▶ [Set task]: Can you turn the paragraph in the drill string passage below that begins "FIG. 2B shows anomaly 200" into a bulleted list that keeps its main facts?
[begin Passage given]
Operator monitoring system 52 receives downhole condition data
through wireless telemetry system 50 for human or computer
interpretation, including conversion into borehole condition data.
Wireless telemetry system 50 provides the communication interface
for receiving downhole condition information and transmitting
pre-designated command signals to tools and equipment in well bore
2, including those on BHA 36 and along the length of dynamically
controlled drill string 30.
[0037] FIG. 1 shows that dynamically controlled drill string 30
includes measurement sub 100, circulation sub 105 and
communications sub 110 along its operable length.
FIG. 2
[0038] FIG. 2 is a general schematic of a portion of an embodiment
of the dynamically controlled drill string in a horizontal section
of the well bore.
[0039] FIG. 2A shows a portion of dynamically controlled drill
string 30 introduced into horizontal run 16 of well bore 2 similar
to the view shown in FIG. 1. Dynamically controlled drill string 30
includes measurement sub 100, circulation sub 105 and
communications sub 110.
[0040] FIG. 2B shows anomaly 200 affecting an area of well bore 2.
Anomaly 200 can represent a number of downhole or borehole
conditions, including a kick, extreme friction on the drill string,
a buckling of the drill string or a loss of well bore fluid
circulation. Anomaly 200 produces a number of detectable downhole
conditions, including out-of-tolerance or changes to well bore
fluid temperature, well bore fluid pressure, annular flow rate and
well bore fluid density. Because of its location, measurement sub
100 detects downhole conditions associated with anomaly 200.
[0041] FIG. 2C shows measurement sub 100 wirelessly transmitting
(outbound ellipses 210) a data signal associated with detected
downhole conditions of anomaly 200. Communication subs 110 receive
and retransmit the data signal wirelessly uphole (arrows 220) to
wireless telemetry system and monitoring systems on the surface
(not shown).
[0042] FIG. 2D shows circulation sub 105 receiving wirelessly
(inbound ellipses 230) a pre-designated command signal.
Communication subs 110 receive and retransmit wirelessly the
pre-designated command signal downhole (arrows 240) from the
wireless telemetry system at the surface (not shown) to circulation
sub 105 just downhole of anomaly 200.
[0043] FIG. 2E shows that the pre-designated command signal causes
circulation sub 105 to open fluid ports between the internal fluid
conduit of dynamically controlled drill string 30 and well bore
annulus 40, which diverts (arrows 250) a portion of well bore fluid
20 flowing through the internal fluid conduit into well bore
annulus 40 at circulation sub 105, which is located just downhole
of anomaly 200.
[end Passage given]
[begin Material supplied]
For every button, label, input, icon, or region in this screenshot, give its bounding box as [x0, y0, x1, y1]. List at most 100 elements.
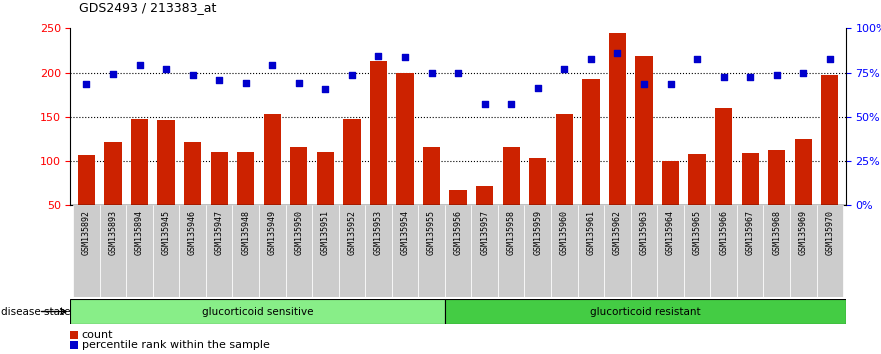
Text: GSM135948: GSM135948: [241, 210, 250, 255]
Text: GSM135959: GSM135959: [533, 210, 543, 255]
Bar: [635, 56, 653, 250]
Bar: [710, 205, 737, 297]
Text: GSM135946: GSM135946: [189, 210, 197, 255]
Text: GSM135969: GSM135969: [799, 210, 808, 255]
Text: GSM135968: GSM135968: [773, 210, 781, 255]
Bar: [657, 205, 684, 297]
Point: [637, 81, 651, 87]
Text: GDS2493 / 213383_at: GDS2493 / 213383_at: [79, 1, 217, 14]
Text: count: count: [82, 330, 114, 340]
Text: GSM135894: GSM135894: [135, 210, 144, 255]
Text: GSM135951: GSM135951: [321, 210, 329, 255]
Point: [478, 102, 492, 107]
Point: [212, 77, 226, 82]
Text: GSM135965: GSM135965: [692, 210, 701, 255]
Bar: [211, 152, 228, 250]
Text: percentile rank within the sample: percentile rank within the sample: [82, 340, 270, 350]
Bar: [764, 205, 790, 297]
Bar: [449, 190, 467, 250]
Point: [132, 62, 146, 68]
Text: GSM135958: GSM135958: [507, 210, 515, 255]
Bar: [370, 61, 387, 250]
Point: [744, 74, 758, 80]
Bar: [768, 150, 785, 250]
Bar: [78, 155, 95, 250]
Point: [344, 73, 359, 78]
Point: [372, 53, 386, 58]
Point: [318, 86, 332, 92]
Text: GSM135892: GSM135892: [82, 210, 91, 255]
Bar: [817, 205, 843, 297]
Point: [106, 72, 120, 77]
Text: GSM135950: GSM135950: [294, 210, 303, 255]
Bar: [551, 205, 578, 297]
Point: [716, 74, 730, 80]
Bar: [206, 205, 233, 297]
Text: GSM135955: GSM135955: [427, 210, 436, 255]
Bar: [556, 114, 573, 250]
Text: glucorticoid sensitive: glucorticoid sensitive: [202, 307, 314, 316]
Bar: [688, 154, 706, 250]
Bar: [396, 73, 414, 250]
Bar: [70, 331, 78, 339]
Bar: [392, 205, 418, 297]
Bar: [344, 119, 360, 250]
Bar: [737, 205, 764, 297]
Point: [770, 73, 784, 78]
Text: GSM135967: GSM135967: [745, 210, 755, 255]
Bar: [476, 186, 493, 250]
Bar: [237, 152, 255, 250]
Text: GSM135964: GSM135964: [666, 210, 675, 255]
Text: GSM135947: GSM135947: [215, 210, 224, 255]
Text: GSM135893: GSM135893: [108, 210, 117, 255]
Bar: [180, 205, 206, 297]
Bar: [317, 152, 334, 250]
Point: [530, 85, 544, 91]
Bar: [445, 299, 846, 324]
Point: [159, 66, 173, 72]
Point: [239, 80, 253, 86]
Bar: [742, 153, 759, 250]
Point: [186, 73, 200, 78]
Bar: [184, 143, 201, 250]
Bar: [471, 205, 498, 297]
Point: [558, 66, 572, 72]
Point: [451, 71, 465, 76]
Text: GSM135957: GSM135957: [480, 210, 489, 255]
Bar: [529, 158, 546, 250]
Text: GSM135956: GSM135956: [454, 210, 463, 255]
Bar: [285, 205, 312, 297]
Bar: [609, 33, 626, 250]
Point: [823, 57, 837, 62]
Bar: [100, 205, 126, 297]
Point: [663, 81, 677, 87]
Text: GSM135954: GSM135954: [401, 210, 410, 255]
Bar: [290, 147, 307, 250]
Bar: [70, 341, 78, 349]
Text: GSM135945: GSM135945: [161, 210, 171, 255]
Bar: [821, 75, 839, 250]
Point: [265, 62, 279, 68]
Bar: [338, 205, 366, 297]
Text: GSM135952: GSM135952: [347, 210, 357, 255]
Text: GSM135960: GSM135960: [559, 210, 569, 255]
Bar: [795, 139, 812, 250]
Point: [398, 54, 412, 59]
Bar: [259, 205, 285, 297]
Text: GSM135962: GSM135962: [613, 210, 622, 255]
Text: GSM135949: GSM135949: [268, 210, 277, 255]
Point: [425, 70, 439, 75]
Text: GSM135970: GSM135970: [825, 210, 834, 255]
Bar: [502, 147, 520, 250]
Bar: [73, 205, 100, 297]
Bar: [662, 161, 679, 250]
Text: glucorticoid resistant: glucorticoid resistant: [590, 307, 700, 316]
Bar: [631, 205, 657, 297]
Text: GSM135953: GSM135953: [374, 210, 383, 255]
Text: GSM135963: GSM135963: [640, 210, 648, 255]
Point: [690, 57, 704, 62]
Bar: [604, 205, 631, 297]
Bar: [418, 205, 445, 297]
Bar: [582, 79, 599, 250]
Text: GSM135961: GSM135961: [587, 210, 596, 255]
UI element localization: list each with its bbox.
[end Material supplied]
▶ [Solution for this problem]:
- FIG. 2B shows anomaly 200 affecting an area of well bore 2.
- Anomaly 200 can represent several downhole or borehole conditions: a kick, extreme friction on the drill string, buckling of the drill string, or loss of well bore fluid circulation.
- It produces detectable downhole conditions, including out-of-tolerance values or changes in well bore fluid temperature, well bore fluid pressure, annular flow rate, and well bore fluid density.
- Because of its location, measurement sub 100 detects the downhole conditions associated with anomaly 200.